Problem requirements:
Read the records below. Copy each line where the string "Example" occurs.

Stored entries:
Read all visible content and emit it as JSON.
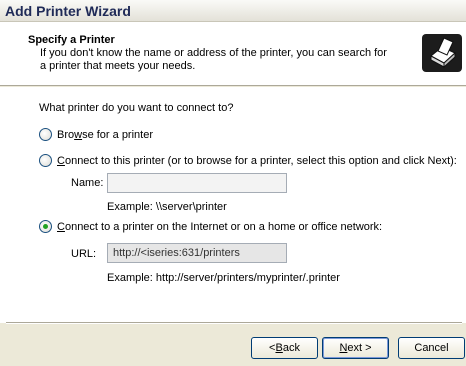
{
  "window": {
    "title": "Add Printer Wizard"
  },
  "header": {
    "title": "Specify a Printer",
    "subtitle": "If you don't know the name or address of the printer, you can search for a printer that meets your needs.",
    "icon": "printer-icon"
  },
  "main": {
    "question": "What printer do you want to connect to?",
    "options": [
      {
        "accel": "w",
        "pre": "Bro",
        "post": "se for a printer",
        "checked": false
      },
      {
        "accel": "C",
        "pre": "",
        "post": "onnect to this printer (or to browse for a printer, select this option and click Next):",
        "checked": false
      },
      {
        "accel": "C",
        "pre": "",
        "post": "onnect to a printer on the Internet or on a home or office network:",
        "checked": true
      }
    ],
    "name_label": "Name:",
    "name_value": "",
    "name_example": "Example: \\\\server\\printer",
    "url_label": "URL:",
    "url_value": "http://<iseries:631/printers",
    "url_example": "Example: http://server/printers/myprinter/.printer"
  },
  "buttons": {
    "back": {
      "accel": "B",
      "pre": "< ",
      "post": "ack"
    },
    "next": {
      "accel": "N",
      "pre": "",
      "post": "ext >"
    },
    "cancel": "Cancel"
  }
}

Full solution:
    "name_example": "Example: \\\\server\\printer",
    "url_example": "Example: http://server/printers/myprinter/.printer"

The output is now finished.